--- START OF Extracted entries ---

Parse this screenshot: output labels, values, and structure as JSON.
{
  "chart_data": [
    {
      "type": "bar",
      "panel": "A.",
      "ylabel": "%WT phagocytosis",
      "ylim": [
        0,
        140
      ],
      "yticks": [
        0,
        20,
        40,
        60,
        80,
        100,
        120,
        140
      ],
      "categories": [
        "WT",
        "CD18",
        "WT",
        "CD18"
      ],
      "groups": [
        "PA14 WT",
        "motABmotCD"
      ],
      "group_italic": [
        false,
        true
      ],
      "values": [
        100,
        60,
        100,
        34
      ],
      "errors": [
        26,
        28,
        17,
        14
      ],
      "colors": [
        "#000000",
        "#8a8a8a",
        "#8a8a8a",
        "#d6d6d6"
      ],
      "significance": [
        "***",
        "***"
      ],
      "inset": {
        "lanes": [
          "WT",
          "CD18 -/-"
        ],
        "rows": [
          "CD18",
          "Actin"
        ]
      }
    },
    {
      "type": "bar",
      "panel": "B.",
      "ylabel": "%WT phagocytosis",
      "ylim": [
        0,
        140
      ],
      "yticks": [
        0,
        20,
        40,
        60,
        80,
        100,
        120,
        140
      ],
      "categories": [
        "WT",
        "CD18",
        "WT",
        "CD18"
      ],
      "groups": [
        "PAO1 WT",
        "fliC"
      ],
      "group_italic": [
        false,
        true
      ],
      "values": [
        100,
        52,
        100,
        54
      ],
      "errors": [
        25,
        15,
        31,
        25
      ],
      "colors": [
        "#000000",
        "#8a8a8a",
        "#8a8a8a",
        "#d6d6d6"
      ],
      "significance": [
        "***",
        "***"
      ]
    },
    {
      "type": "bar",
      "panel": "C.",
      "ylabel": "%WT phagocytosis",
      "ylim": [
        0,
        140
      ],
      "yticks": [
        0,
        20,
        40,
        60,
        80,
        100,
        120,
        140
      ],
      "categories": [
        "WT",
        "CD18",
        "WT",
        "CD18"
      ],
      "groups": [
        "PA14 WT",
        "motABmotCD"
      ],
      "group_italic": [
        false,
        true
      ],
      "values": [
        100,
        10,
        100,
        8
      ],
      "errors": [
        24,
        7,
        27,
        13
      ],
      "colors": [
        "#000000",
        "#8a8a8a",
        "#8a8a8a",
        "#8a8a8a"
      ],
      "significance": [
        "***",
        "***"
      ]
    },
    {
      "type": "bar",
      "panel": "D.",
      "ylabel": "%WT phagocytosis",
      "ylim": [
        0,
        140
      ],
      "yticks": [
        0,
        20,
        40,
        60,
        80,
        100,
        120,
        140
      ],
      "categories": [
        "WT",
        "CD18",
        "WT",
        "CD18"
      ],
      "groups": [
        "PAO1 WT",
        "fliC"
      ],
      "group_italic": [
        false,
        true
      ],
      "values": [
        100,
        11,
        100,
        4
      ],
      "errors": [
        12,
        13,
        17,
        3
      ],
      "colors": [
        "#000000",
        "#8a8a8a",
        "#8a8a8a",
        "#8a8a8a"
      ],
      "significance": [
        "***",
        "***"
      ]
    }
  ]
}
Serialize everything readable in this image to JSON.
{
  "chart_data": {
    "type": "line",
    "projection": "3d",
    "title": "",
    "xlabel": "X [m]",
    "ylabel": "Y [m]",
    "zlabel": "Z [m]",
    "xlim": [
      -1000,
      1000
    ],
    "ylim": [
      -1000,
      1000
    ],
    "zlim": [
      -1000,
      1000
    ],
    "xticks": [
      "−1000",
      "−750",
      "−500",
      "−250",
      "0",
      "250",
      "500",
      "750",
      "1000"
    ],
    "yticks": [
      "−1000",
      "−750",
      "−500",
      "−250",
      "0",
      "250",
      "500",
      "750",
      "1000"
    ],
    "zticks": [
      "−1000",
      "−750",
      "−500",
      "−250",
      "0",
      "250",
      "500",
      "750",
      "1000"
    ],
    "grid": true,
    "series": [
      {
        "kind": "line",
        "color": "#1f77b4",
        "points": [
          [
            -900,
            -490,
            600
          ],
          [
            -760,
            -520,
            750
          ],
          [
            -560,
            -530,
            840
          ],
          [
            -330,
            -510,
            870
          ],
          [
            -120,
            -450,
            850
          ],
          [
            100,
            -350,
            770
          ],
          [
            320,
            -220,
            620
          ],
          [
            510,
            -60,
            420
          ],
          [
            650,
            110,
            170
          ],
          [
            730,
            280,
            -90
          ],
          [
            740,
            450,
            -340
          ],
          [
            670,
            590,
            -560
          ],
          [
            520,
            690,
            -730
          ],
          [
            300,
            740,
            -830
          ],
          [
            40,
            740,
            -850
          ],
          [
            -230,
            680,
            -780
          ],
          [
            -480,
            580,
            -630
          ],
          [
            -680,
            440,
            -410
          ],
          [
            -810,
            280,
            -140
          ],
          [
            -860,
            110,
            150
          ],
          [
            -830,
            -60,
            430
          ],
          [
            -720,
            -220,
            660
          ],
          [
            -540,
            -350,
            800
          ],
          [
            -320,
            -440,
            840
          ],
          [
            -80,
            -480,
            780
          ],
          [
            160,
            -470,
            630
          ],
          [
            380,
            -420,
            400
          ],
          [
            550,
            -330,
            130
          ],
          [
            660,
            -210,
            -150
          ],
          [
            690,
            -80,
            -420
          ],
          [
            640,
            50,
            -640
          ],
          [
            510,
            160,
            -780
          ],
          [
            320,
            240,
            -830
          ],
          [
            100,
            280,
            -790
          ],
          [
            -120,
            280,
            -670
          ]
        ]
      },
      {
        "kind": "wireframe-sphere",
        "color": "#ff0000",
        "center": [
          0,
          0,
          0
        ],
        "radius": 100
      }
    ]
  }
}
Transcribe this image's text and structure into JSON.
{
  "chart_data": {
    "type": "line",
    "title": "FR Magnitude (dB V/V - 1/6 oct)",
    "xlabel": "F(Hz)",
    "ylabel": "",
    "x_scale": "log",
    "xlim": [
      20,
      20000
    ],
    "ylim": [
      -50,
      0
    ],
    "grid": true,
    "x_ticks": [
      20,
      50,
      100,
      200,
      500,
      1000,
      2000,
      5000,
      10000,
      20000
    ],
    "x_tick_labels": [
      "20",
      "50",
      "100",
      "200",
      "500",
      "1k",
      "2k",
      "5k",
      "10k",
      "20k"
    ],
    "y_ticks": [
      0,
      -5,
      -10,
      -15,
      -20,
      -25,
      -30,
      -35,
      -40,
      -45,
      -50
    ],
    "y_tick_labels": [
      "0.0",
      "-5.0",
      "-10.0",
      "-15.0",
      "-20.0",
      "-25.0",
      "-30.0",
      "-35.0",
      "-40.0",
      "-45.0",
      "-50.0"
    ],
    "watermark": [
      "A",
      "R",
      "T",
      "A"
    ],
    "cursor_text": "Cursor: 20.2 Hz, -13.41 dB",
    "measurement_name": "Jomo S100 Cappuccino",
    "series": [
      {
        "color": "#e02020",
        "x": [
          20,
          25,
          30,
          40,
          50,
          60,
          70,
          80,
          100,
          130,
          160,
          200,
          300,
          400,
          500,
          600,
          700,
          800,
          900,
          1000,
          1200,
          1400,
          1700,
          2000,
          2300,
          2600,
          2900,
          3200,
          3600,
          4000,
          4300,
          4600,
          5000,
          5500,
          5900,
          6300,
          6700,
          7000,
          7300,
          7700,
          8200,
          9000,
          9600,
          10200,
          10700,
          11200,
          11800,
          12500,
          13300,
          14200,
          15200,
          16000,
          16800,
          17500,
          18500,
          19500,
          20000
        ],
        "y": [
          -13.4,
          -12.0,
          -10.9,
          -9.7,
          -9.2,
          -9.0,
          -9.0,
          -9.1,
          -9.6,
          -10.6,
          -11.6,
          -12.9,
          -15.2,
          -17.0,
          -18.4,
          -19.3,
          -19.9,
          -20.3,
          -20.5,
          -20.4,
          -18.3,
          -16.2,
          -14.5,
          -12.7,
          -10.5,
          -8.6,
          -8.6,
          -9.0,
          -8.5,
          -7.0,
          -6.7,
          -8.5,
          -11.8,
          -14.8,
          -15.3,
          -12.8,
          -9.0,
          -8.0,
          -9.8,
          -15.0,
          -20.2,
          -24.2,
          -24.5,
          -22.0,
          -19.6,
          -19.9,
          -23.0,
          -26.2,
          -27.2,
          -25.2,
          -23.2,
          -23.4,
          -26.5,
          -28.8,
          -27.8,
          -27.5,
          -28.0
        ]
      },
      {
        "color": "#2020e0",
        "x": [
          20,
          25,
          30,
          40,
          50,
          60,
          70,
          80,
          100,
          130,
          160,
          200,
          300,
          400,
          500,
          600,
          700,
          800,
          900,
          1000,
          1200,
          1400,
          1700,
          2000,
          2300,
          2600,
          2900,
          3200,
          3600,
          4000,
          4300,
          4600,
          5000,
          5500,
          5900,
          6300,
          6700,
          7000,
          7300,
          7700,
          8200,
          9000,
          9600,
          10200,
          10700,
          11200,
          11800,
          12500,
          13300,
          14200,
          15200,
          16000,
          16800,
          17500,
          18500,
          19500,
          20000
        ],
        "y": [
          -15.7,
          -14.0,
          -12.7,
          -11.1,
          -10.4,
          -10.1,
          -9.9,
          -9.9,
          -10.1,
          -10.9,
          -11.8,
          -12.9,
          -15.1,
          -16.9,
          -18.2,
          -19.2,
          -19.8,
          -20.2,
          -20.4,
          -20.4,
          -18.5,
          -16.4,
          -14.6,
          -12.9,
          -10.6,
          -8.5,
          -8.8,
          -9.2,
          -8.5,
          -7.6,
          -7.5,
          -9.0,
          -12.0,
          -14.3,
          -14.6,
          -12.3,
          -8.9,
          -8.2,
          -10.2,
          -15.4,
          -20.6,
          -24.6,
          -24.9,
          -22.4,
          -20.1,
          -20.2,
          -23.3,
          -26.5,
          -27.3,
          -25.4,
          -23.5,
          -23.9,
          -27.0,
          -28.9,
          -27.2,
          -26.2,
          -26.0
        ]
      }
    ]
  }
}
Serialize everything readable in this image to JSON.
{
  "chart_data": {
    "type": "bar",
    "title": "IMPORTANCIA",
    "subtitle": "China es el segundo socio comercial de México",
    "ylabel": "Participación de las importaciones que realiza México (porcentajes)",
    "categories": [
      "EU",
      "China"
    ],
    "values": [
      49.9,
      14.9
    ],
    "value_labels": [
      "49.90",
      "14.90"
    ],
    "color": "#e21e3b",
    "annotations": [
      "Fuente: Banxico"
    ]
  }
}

--- END OF Extracted entries ---

■ What the exercise asks:
Copy out every line of the listing that contains the string "this".

■ The reply:
Parse this screenshot: output labels, values, and structure as JSON.
Serialize everything readable in this image to JSON.
Transcribe this image's text and structure into JSON.
Serialize everything readable in this image to JSON.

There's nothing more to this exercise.